Select all lines in the records that include "assembly".

[EXERCISE MATERIAL start]

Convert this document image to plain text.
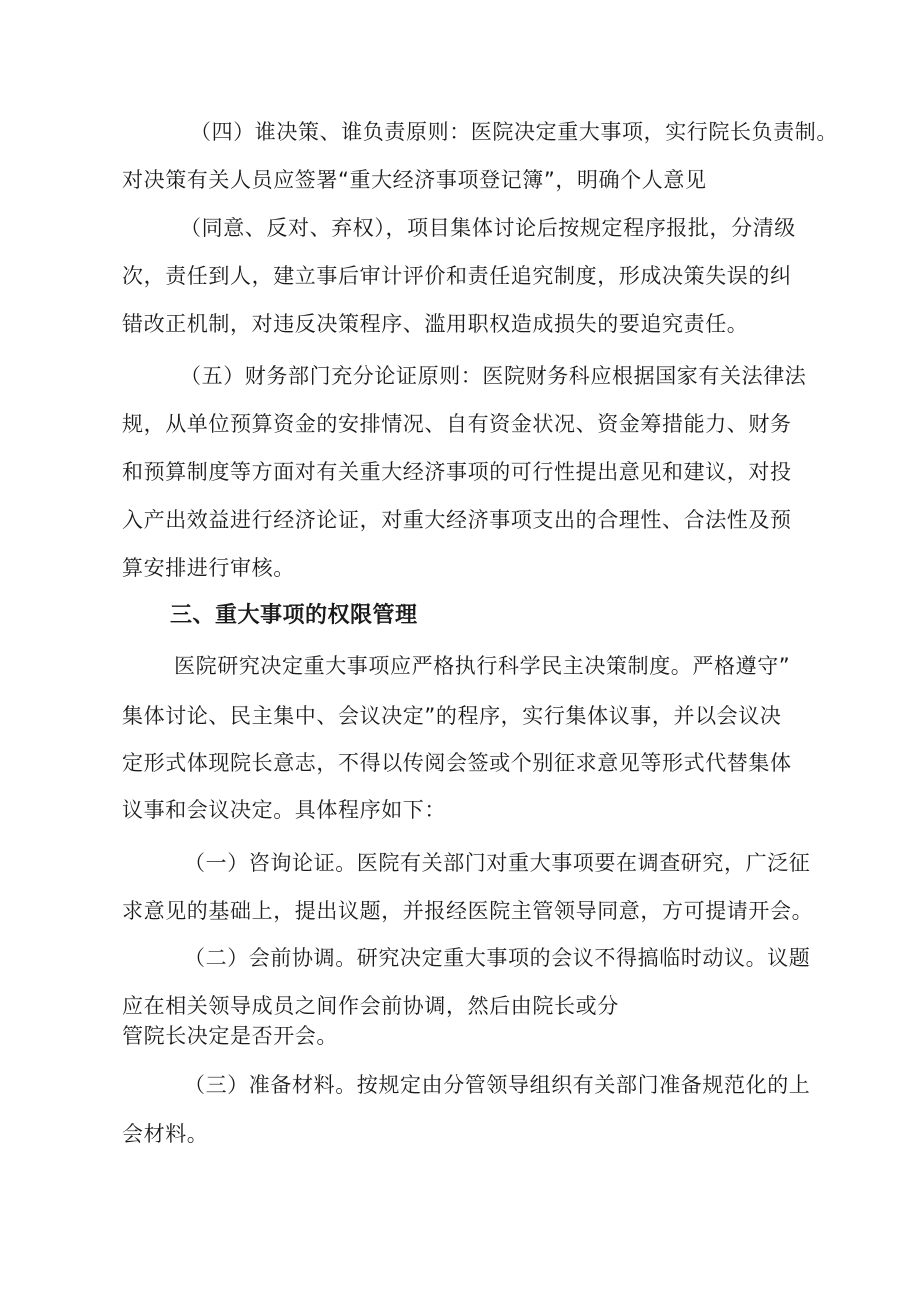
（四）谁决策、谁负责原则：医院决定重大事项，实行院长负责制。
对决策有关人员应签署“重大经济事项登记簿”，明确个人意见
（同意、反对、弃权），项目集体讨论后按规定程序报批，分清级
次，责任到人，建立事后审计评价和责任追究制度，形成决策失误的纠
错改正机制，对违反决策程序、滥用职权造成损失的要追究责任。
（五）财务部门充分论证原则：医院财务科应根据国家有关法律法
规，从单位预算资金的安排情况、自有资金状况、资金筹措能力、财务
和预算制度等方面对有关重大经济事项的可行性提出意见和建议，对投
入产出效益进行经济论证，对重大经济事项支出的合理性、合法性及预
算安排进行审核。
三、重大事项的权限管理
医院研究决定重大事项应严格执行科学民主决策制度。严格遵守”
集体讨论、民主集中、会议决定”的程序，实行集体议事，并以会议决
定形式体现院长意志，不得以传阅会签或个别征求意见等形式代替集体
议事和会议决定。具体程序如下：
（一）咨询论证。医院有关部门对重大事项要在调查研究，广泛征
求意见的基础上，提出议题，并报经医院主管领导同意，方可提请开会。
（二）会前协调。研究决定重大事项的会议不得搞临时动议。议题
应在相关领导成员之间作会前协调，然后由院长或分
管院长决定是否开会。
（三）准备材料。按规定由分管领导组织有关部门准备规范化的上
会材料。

[EXERCISE MATERIAL end]
[EXERCISE MATERIAL start]

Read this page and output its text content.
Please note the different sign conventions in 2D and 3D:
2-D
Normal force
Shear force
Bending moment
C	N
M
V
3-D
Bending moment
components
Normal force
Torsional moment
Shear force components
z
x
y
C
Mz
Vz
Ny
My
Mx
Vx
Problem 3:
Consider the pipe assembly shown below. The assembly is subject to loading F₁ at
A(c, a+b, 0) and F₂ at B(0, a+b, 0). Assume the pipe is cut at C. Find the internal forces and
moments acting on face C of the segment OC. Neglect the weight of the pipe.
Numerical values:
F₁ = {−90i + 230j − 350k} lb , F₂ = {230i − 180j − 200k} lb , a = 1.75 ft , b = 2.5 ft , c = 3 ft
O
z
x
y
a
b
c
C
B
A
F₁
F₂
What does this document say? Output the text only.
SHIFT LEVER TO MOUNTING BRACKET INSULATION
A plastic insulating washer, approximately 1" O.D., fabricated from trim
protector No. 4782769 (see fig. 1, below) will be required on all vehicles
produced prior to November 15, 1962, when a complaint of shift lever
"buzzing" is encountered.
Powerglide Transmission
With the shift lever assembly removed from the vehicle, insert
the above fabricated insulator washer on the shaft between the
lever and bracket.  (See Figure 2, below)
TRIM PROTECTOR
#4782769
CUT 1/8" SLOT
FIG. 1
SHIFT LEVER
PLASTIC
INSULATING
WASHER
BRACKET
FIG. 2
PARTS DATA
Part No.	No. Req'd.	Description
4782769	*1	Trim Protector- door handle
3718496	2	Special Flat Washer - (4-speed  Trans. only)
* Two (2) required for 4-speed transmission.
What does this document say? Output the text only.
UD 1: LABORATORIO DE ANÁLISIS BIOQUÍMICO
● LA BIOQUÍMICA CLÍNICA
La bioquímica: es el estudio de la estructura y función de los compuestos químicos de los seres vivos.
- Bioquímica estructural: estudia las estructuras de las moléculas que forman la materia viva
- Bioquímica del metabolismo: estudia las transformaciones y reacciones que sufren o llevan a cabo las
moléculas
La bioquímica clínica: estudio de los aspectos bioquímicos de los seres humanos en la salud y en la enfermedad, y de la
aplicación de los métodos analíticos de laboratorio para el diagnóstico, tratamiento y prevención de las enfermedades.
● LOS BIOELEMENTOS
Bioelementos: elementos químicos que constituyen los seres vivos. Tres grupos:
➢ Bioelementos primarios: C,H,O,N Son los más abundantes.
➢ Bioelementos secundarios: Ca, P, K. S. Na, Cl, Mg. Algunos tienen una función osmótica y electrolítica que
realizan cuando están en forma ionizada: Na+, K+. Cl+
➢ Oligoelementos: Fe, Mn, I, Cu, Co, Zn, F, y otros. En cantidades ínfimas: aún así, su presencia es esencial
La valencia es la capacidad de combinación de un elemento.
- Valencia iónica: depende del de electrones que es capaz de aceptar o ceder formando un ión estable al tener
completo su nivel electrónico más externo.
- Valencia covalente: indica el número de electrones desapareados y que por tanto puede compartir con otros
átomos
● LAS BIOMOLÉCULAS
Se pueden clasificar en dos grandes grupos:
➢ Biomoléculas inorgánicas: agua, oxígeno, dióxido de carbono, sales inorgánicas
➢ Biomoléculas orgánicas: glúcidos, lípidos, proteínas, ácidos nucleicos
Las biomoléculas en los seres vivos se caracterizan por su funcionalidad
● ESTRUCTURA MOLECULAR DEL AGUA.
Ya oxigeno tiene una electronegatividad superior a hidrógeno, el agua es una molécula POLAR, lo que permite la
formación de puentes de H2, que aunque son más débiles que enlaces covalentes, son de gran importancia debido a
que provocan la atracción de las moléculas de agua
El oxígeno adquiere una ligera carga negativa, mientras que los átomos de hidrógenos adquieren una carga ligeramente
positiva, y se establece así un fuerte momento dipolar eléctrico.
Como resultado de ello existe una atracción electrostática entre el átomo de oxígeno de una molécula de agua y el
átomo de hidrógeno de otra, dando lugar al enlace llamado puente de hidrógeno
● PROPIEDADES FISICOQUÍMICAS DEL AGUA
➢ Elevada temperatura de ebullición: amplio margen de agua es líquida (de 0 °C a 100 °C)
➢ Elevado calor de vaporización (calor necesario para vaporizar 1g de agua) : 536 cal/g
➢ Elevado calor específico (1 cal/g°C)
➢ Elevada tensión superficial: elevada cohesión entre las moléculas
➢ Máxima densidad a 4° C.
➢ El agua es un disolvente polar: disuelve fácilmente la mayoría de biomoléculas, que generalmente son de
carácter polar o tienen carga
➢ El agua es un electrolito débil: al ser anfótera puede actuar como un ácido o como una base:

[EXERCISE MATERIAL end]

RESULT |
Consider the pipe assembly shown below. The assembly is subject to loading F₁ at
With the shift lever assembly removed from the vehicle, insert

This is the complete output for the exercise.